-- Start Extract --

I concur in the views expressed in the opinion prepared by Mr. Justice Traynor, but I am also of the opinion that the writ should issue compelling the board of education to grant the permit for the use of the auditorium without the requirement that petitioner furnish to said board a policy of public liability insurance, for the reason that, in my opinion, the attempted classification of organizations contained in the resolution adopted by said board on September 28, 1943, constitutes an unreasonable and discriminatory regulation which purports to repose in said board unlimited discretion to determine which “organizations, clubs or associations,” are “organized for general character building, welfare purposes, or in connection with the national war effort,” and thus may be exempted from the requirement of furnishing such a policy. Hence, the power to censor is thus lodged in the members of the board. This opens the door to permit the board to discriminate in favor of organizations and groups which they like and against those they do not like. Such discrimination is in direct violation of the constitutional guarantees of freedom of speech and assembly. The constitutional mandate which confers these rights contemplates that they should be exercised without discrimination. It does not mean that they may be exercised freely by some and that others may exercise them only after complying with burdensome restrictions, even if such restrictions are such that may be complied with. On the right to give expression to ideas there should be no restrictions except when elements of clear and present danger exist.

-- End Extract --

▶ _Jobs_:
1. Answer these questions from the concurring opinion:
(a) On what date did the board of education adopt the resolution?
(b) What must the petitioner furnish to the board as a condition of the permit?
(c) According to the opinion, when may the right to give expression to ideas be restricted?
2. Report how many lines of the records contain the string "section". Case counts, and the reply should be only the number.

-- Start Records for the task --

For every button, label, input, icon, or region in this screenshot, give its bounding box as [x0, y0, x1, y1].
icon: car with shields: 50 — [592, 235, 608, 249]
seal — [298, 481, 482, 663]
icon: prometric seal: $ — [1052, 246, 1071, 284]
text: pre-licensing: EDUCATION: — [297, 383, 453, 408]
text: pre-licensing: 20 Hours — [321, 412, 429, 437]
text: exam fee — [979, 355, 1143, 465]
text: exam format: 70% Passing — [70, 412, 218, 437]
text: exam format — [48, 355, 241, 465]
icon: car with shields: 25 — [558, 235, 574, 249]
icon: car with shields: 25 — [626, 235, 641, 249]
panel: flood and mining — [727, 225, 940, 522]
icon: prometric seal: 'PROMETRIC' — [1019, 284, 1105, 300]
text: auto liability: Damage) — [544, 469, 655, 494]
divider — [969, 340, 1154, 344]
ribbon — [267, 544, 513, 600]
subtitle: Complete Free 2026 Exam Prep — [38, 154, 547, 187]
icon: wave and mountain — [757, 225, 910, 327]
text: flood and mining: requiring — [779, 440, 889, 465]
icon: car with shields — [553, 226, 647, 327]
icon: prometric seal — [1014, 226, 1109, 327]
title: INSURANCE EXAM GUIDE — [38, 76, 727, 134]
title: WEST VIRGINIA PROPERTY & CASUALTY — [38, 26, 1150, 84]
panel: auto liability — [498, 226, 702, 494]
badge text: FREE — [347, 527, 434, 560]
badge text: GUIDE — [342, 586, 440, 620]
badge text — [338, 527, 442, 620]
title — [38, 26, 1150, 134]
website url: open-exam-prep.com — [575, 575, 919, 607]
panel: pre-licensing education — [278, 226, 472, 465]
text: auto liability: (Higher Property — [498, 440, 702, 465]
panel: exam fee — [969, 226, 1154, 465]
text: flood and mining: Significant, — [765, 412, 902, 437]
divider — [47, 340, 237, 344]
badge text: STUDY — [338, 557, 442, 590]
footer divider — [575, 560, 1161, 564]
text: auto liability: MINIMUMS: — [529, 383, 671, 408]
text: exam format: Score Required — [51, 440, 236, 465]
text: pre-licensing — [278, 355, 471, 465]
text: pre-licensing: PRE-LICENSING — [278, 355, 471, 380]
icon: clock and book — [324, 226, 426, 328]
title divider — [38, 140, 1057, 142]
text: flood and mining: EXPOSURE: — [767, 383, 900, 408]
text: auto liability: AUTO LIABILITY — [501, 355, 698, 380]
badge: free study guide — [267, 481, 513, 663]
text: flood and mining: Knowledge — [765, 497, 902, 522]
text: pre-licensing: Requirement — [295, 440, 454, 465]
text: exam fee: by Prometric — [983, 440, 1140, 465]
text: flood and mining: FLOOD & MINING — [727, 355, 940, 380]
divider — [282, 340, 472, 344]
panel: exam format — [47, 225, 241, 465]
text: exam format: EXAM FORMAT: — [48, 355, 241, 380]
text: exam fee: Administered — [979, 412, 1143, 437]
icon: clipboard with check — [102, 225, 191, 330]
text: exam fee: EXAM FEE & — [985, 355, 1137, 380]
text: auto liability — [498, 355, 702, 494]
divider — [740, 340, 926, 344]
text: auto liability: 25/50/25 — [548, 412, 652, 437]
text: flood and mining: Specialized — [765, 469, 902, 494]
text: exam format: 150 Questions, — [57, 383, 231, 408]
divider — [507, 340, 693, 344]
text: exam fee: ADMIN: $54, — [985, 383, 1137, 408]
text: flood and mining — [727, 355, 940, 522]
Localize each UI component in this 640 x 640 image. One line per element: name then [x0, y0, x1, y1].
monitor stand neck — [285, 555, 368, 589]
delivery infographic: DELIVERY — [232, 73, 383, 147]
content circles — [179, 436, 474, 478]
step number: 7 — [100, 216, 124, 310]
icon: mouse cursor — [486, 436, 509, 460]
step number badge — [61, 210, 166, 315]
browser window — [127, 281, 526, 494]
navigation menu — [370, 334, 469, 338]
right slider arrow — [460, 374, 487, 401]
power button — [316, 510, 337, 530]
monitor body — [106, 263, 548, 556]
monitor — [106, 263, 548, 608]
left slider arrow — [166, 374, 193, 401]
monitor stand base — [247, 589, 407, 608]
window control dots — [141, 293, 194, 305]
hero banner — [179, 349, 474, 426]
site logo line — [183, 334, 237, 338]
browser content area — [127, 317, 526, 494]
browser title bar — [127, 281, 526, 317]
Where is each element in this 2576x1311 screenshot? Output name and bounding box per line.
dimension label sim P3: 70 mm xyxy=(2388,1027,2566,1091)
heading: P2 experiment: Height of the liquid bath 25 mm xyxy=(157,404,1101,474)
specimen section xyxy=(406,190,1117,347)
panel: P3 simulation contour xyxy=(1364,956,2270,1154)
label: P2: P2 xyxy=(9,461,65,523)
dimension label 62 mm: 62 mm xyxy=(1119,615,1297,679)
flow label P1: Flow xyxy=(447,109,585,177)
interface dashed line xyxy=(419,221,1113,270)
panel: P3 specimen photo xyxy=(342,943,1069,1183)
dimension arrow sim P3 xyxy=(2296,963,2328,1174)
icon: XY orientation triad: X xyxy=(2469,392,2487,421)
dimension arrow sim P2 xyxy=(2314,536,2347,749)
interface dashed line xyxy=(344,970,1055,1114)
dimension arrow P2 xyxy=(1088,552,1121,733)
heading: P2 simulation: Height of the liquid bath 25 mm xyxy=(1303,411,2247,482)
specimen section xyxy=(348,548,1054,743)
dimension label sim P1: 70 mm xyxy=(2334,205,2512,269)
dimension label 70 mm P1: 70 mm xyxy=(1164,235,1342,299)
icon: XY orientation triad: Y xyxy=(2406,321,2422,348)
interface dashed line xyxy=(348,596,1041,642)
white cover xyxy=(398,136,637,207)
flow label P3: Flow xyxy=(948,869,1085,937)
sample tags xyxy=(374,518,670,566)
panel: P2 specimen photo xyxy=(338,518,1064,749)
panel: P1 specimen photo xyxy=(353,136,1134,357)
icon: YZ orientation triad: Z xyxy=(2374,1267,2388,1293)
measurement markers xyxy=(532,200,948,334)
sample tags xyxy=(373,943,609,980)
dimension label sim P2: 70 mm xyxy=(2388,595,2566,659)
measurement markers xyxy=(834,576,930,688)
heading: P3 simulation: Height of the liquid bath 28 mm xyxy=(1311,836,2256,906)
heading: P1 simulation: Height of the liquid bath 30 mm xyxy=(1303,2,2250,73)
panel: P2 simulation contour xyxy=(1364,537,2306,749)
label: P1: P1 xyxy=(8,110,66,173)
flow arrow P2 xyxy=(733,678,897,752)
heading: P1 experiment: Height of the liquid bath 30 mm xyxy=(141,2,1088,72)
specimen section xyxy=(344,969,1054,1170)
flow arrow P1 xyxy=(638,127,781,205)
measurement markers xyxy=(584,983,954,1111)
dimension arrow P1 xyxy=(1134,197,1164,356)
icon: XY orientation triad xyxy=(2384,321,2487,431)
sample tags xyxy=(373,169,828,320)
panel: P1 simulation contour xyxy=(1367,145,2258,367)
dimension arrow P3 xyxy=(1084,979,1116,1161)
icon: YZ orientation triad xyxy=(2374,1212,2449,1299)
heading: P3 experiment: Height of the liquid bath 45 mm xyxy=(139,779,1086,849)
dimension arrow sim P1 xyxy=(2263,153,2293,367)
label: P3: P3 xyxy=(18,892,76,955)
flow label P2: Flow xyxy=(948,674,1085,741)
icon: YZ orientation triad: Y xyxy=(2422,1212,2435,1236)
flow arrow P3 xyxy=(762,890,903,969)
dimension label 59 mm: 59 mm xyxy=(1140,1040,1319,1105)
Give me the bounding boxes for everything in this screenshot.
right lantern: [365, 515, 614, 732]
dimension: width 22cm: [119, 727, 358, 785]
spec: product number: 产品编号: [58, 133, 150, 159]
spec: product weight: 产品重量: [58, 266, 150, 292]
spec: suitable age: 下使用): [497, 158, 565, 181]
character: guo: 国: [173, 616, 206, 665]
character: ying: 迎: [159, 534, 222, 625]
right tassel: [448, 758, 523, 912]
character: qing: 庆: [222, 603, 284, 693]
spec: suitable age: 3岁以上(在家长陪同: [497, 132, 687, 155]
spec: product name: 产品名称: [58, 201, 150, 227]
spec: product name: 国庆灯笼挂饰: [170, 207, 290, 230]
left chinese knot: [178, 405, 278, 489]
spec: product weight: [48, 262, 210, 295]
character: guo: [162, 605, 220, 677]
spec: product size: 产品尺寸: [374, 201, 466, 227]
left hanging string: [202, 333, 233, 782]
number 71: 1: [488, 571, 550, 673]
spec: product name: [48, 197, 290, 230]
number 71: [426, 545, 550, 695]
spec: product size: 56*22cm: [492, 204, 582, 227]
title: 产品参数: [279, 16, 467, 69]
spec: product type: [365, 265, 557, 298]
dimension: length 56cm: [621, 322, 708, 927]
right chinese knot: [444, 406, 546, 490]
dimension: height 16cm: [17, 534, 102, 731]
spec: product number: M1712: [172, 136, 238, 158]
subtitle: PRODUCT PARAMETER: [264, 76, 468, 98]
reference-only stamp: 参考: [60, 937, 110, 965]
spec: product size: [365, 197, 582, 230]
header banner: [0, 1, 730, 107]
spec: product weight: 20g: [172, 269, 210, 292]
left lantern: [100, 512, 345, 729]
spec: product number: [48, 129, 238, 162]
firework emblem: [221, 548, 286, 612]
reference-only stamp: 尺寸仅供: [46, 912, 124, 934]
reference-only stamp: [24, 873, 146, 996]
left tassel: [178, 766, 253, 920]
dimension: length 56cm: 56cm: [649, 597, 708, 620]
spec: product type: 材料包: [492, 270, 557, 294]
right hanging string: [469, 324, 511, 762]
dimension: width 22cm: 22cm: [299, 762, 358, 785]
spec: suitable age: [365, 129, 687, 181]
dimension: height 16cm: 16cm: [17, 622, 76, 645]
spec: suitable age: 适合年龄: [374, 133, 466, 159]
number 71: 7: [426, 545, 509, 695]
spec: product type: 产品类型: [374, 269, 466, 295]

-- End Records for the task --

▶ _Exercise responses_:
1.
(a) September 28, 1943.
(b) A policy of public liability insurance.
(c) Only when elements of clear and present danger exist.

2. 3